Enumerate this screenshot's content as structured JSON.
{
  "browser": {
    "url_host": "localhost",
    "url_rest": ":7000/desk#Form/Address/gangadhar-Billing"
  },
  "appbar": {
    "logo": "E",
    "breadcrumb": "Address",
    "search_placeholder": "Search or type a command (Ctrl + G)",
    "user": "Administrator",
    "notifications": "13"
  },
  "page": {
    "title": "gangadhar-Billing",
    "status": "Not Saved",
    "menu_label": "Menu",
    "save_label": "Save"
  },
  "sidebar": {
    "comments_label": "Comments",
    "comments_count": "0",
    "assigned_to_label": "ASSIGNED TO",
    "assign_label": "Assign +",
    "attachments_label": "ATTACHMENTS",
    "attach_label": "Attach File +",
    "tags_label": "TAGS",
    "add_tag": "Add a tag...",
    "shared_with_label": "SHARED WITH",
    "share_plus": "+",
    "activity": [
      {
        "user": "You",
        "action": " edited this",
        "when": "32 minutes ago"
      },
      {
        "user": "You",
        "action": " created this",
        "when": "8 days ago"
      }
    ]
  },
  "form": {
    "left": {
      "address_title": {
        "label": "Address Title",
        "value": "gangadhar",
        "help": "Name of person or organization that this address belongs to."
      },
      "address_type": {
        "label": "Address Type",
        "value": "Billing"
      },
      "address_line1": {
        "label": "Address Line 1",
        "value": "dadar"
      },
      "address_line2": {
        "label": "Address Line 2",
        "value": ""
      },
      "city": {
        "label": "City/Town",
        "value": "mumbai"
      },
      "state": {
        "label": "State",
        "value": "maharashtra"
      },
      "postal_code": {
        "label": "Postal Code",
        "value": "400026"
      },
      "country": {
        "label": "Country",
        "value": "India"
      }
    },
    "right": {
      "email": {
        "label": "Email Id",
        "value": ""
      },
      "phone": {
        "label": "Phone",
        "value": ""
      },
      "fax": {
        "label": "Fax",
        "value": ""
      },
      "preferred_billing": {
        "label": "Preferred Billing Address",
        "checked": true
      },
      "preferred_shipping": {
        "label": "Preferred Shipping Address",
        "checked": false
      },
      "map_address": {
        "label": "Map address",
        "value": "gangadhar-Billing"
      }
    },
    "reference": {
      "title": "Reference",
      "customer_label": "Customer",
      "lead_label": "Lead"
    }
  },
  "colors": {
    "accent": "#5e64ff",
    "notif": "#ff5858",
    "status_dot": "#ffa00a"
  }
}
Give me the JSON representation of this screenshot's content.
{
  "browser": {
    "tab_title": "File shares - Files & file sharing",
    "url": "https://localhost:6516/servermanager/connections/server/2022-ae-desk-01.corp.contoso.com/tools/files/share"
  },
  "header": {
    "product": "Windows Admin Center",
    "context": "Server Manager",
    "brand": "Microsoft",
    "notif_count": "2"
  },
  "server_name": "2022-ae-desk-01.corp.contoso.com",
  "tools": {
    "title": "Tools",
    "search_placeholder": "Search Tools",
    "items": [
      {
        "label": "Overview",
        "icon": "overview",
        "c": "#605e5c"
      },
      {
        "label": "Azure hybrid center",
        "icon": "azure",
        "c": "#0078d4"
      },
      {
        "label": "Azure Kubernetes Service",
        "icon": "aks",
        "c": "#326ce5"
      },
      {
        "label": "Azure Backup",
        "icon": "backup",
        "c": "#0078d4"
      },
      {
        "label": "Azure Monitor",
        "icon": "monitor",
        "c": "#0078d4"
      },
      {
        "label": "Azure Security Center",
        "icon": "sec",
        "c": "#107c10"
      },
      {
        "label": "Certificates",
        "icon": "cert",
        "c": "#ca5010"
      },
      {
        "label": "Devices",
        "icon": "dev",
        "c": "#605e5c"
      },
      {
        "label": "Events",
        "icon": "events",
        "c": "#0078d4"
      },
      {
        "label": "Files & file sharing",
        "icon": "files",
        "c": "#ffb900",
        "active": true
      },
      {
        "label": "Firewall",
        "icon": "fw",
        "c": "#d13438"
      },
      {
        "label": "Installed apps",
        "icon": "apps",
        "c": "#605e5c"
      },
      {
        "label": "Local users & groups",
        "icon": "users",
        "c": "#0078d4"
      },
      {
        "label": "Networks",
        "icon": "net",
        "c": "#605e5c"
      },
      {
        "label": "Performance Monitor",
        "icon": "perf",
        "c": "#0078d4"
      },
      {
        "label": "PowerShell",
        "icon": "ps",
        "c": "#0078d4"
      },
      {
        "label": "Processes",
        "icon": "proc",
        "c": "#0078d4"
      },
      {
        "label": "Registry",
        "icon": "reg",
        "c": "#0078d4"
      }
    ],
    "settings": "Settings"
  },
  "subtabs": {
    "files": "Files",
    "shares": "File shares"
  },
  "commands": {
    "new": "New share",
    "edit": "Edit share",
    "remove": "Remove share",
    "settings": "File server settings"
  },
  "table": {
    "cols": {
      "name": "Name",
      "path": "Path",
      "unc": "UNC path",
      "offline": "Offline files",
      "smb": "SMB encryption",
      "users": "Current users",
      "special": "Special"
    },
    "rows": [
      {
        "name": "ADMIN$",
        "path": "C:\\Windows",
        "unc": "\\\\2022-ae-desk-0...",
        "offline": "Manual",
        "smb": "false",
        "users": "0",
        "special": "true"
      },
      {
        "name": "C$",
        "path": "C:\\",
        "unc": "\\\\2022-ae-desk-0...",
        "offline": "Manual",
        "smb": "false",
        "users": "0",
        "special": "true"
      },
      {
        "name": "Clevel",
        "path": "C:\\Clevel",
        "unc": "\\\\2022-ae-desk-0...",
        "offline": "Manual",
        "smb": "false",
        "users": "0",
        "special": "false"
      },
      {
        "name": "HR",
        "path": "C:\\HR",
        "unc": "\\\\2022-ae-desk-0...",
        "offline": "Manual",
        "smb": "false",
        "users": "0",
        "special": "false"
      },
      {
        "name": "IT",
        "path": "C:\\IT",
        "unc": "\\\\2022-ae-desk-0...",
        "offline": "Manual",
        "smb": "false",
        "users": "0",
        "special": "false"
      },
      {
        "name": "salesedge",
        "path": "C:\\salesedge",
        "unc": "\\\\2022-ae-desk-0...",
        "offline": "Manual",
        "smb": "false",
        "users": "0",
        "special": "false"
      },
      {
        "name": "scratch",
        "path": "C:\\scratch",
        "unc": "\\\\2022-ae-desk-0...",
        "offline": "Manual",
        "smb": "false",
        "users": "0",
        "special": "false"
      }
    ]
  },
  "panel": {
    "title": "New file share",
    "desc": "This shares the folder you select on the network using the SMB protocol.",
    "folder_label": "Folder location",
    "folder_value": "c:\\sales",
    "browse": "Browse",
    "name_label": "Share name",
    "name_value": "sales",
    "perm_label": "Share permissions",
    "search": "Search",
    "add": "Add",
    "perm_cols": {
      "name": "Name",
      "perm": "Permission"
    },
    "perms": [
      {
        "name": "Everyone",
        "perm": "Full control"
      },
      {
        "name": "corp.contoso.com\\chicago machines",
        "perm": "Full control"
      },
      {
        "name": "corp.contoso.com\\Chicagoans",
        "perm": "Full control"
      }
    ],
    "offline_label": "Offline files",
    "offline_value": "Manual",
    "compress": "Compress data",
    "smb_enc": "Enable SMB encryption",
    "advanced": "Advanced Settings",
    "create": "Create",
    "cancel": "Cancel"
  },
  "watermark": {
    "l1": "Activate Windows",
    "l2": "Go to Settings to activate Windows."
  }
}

- - -

| Problem to solve |
Print the listing above in full, exactly as it is.

| Completed task |
Enumerate this screenshot's content as structured JSON.
{
  "browser": {
    "url_host": "localhost",
    "url_rest": ":7000/desk#Form/Address/gangadhar-Billing"
  },
  "appbar": {
    "logo": "E",
    "breadcrumb": "Address",
    "search_placeholder": "Search or type a command (Ctrl + G)",
    "user": "Administrator",
    "notifications": "13"
  },
  "page": {
    "title": "gangadhar-Billing",
    "status": "Not Saved",
    "menu_label": "Menu",
    "save_label": "Save"
  },
  "sidebar": {
    "comments_label": "Comments",
    "comments_count": "0",
    "assigned_to_label": "ASSIGNED TO",
    "assign_label": "Assign +",
    "attachments_label": "ATTACHMENTS",
    "attach_label": "Attach File +",
    "tags_label": "TAGS",
    "add_tag": "Add a tag...",
    "shared_with_label": "SHARED WITH",
    "share_plus": "+",
    "activity": [
      {
        "user": "You",
        "action": " edited this",
        "when": "32 minutes ago"
      },
      {
        "user": "You",
        "action": " created this",
        "when": "8 days ago"
      }
    ]
  },
  "form": {
    "left": {
      "address_title": {
        "label": "Address Title",
        "value": "gangadhar",
        "help": "Name of person or organization that this address belongs to."
      },
      "address_type": {
        "label": "Address Type",
        "value": "Billing"
      },
      "address_line1": {
        "label": "Address Line 1",
        "value": "dadar"
      },
      "address_line2": {
        "label": "Address Line 2",
        "value": ""
      },
      "city": {
        "label": "City/Town",
        "value": "mumbai"
      },
      "state": {
        "label": "State",
        "value": "maharashtra"
      },
      "postal_code": {
        "label": "Postal Code",
        "value": "400026"
      },
      "country": {
        "label": "Country",
        "value": "India"
      }
    },
    "right": {
      "email": {
        "label": "Email Id",
        "value": ""
      },
      "phone": {
        "label": "Phone",
        "value": ""
      },
      "fax": {
        "label": "Fax",
        "value": ""
      },
      "preferred_billing": {
        "label": "Preferred Billing Address",
        "checked": true
      },
      "preferred_shipping": {
        "label": "Preferred Shipping Address",
        "checked": false
      },
      "map_address": {
        "label": "Map address",
        "value": "gangadhar-Billing"
      }
    },
    "reference": {
      "title": "Reference",
      "customer_label": "Customer",
      "lead_label": "Lead"
    }
  },
  "colors": {
    "accent": "#5e64ff",
    "notif": "#ff5858",
    "status_dot": "#ffa00a"
  }
}
Give me the JSON representation of this screenshot's content.
{
  "browser": {
    "tab_title": "File shares - Files & file sharing",
    "url": "https://localhost:6516/servermanager/connections/server/2022-ae-desk-01.corp.contoso.com/tools/files/share"
  },
  "header": {
    "product": "Windows Admin Center",
    "context": "Server Manager",
    "brand": "Microsoft",
    "notif_count": "2"
  },
  "server_name": "2022-ae-desk-01.corp.contoso.com",
  "tools": {
    "title": "Tools",
    "search_placeholder": "Search Tools",
    "items": [
      {
        "label": "Overview",
        "icon": "overview",
        "c": "#605e5c"
      },
      {
        "label": "Azure hybrid center",
        "icon": "azure",
        "c": "#0078d4"
      },
      {
        "label": "Azure Kubernetes Service",
        "icon": "aks",
        "c": "#326ce5"
      },
      {
        "label": "Azure Backup",
        "icon": "backup",
        "c": "#0078d4"
      },
      {
        "label": "Azure Monitor",
        "icon": "monitor",
        "c": "#0078d4"
      },
      {
        "label": "Azure Security Center",
        "icon": "sec",
        "c": "#107c10"
      },
      {
        "label": "Certificates",
        "icon": "cert",
        "c": "#ca5010"
      },
      {
        "label": "Devices",
        "icon": "dev",
        "c": "#605e5c"
      },
      {
        "label": "Events",
        "icon": "events",
        "c": "#0078d4"
      },
      {
        "label": "Files & file sharing",
        "icon": "files",
        "c": "#ffb900",
        "active": true
      },
      {
        "label": "Firewall",
        "icon": "fw",
        "c": "#d13438"
      },
      {
        "label": "Installed apps",
        "icon": "apps",
        "c": "#605e5c"
      },
      {
        "label": "Local users & groups",
        "icon": "users",
        "c": "#0078d4"
      },
      {
        "label": "Networks",
        "icon": "net",
        "c": "#605e5c"
      },
      {
        "label": "Performance Monitor",
        "icon": "perf",
        "c": "#0078d4"
      },
      {
        "label": "PowerShell",
        "icon": "ps",
        "c": "#0078d4"
      },
      {
        "label": "Processes",
        "icon": "proc",
        "c": "#0078d4"
      },
      {
        "label": "Registry",
        "icon": "reg",
        "c": "#0078d4"
      }
    ],
    "settings": "Settings"
  },
  "subtabs": {
    "files": "Files",
    "shares": "File shares"
  },
  "commands": {
    "new": "New share",
    "edit": "Edit share",
    "remove": "Remove share",
    "settings": "File server settings"
  },
  "table": {
    "cols": {
      "name": "Name",
      "path": "Path",
      "unc": "UNC path",
      "offline": "Offline files",
      "smb": "SMB encryption",
      "users": "Current users",
      "special": "Special"
    },
    "rows": [
      {
        "name": "ADMIN$",
        "path": "C:\\Windows",
        "unc": "\\\\2022-ae-desk-0...",
        "offline": "Manual",
        "smb": "false",
        "users": "0",
        "special": "true"
      },
      {
        "name": "C$",
        "path": "C:\\",
        "unc": "\\\\2022-ae-desk-0...",
        "offline": "Manual",
        "smb": "false",
        "users": "0",
        "special": "true"
      },
      {
        "name": "Clevel",
        "path": "C:\\Clevel",
        "unc": "\\\\2022-ae-desk-0...",
        "offline": "Manual",
        "smb": "false",
        "users": "0",
        "special": "false"
      },
      {
        "name": "HR",
        "path": "C:\\HR",
        "unc": "\\\\2022-ae-desk-0...",
        "offline": "Manual",
        "smb": "false",
        "users": "0",
        "special": "false"
      },
      {
        "name": "IT",
        "path": "C:\\IT",
        "unc": "\\\\2022-ae-desk-0...",
        "offline": "Manual",
        "smb": "false",
        "users": "0",
        "special": "false"
      },
      {
        "name": "salesedge",
        "path": "C:\\salesedge",
        "unc": "\\\\2022-ae-desk-0...",
        "offline": "Manual",
        "smb": "false",
        "users": "0",
        "special": "false"
      },
      {
        "name": "scratch",
        "path": "C:\\scratch",
        "unc": "\\\\2022-ae-desk-0...",
        "offline": "Manual",
        "smb": "false",
        "users": "0",
        "special": "false"
      }
    ]
  },
  "panel": {
    "title": "New file share",
    "desc": "This shares the folder you select on the network using the SMB protocol.",
    "folder_label": "Folder location",
    "folder_value": "c:\\sales",
    "browse": "Browse",
    "name_label": "Share name",
    "name_value": "sales",
    "perm_label": "Share permissions",
    "search": "Search",
    "add": "Add",
    "perm_cols": {
      "name": "Name",
      "perm": "Permission"
    },
    "perms": [
      {
        "name": "Everyone",
        "perm": "Full control"
      },
      {
        "name": "corp.contoso.com\\chicago machines",
        "perm": "Full control"
      },
      {
        "name": "corp.contoso.com\\Chicagoans",
        "perm": "Full control"
      }
    ],
    "offline_label": "Offline files",
    "offline_value": "Manual",
    "compress": "Compress data",
    "smb_enc": "Enable SMB encryption",
    "advanced": "Advanced Settings",
    "create": "Create",
    "cancel": "Cancel"
  },
  "watermark": {
    "l1": "Activate Windows",
    "l2": "Go to Settings to activate Windows."
  }
}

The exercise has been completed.